** EXERCISE DESCRIPTION **
Pull out every line below that holds the word "JSON".

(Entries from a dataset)
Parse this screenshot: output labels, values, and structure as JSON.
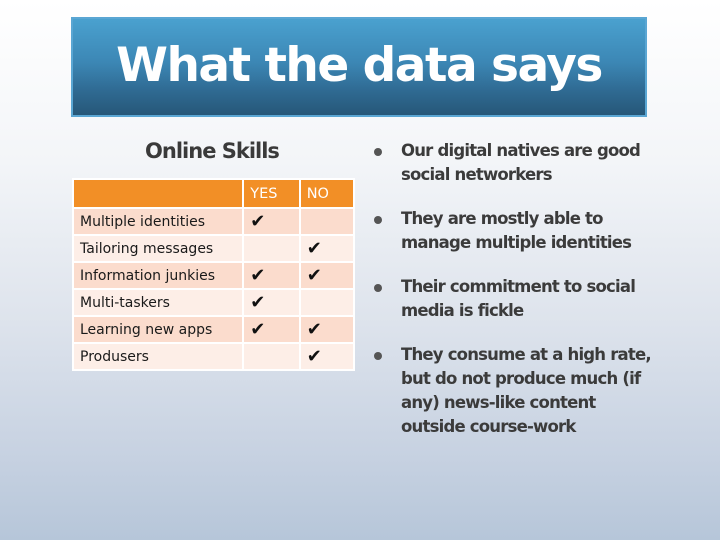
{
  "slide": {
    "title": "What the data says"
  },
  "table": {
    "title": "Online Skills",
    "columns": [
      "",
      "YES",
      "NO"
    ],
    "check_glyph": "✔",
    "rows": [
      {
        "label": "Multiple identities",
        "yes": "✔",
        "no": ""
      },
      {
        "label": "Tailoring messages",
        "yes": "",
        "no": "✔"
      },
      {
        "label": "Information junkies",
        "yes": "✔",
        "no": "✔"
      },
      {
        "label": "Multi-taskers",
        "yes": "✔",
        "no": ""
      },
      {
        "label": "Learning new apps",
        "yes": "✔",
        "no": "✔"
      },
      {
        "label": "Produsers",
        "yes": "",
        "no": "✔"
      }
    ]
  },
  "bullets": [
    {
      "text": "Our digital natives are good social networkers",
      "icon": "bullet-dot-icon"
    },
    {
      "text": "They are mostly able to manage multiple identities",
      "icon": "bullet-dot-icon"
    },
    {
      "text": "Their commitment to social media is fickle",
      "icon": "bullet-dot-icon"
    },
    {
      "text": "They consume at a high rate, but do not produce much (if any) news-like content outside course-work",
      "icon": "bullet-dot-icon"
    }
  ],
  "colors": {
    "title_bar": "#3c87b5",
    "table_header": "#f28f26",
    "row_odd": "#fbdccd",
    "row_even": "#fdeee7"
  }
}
--
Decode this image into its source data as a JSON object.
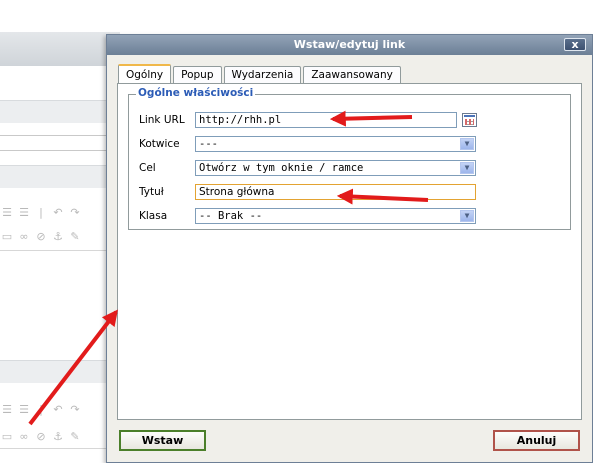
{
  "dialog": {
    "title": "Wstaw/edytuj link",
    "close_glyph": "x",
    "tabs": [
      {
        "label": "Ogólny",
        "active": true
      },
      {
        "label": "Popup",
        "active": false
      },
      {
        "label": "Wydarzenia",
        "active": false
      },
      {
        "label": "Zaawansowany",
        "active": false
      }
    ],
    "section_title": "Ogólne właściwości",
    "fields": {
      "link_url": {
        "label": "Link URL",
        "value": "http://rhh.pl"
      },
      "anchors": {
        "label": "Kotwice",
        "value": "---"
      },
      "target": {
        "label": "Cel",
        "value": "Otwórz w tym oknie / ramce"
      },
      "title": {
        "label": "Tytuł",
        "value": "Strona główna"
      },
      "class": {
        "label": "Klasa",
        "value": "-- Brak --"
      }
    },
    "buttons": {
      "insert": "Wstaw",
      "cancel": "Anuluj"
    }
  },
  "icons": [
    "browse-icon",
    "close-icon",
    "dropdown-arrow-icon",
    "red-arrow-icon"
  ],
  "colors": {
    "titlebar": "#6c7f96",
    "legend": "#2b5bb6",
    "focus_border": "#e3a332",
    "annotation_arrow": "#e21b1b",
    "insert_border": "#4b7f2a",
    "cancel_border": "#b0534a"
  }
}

** THE RESPONSE **
Parse this screenshot: output labels, values, and structure as JSON.
Decode this image into its source data as a JSON object.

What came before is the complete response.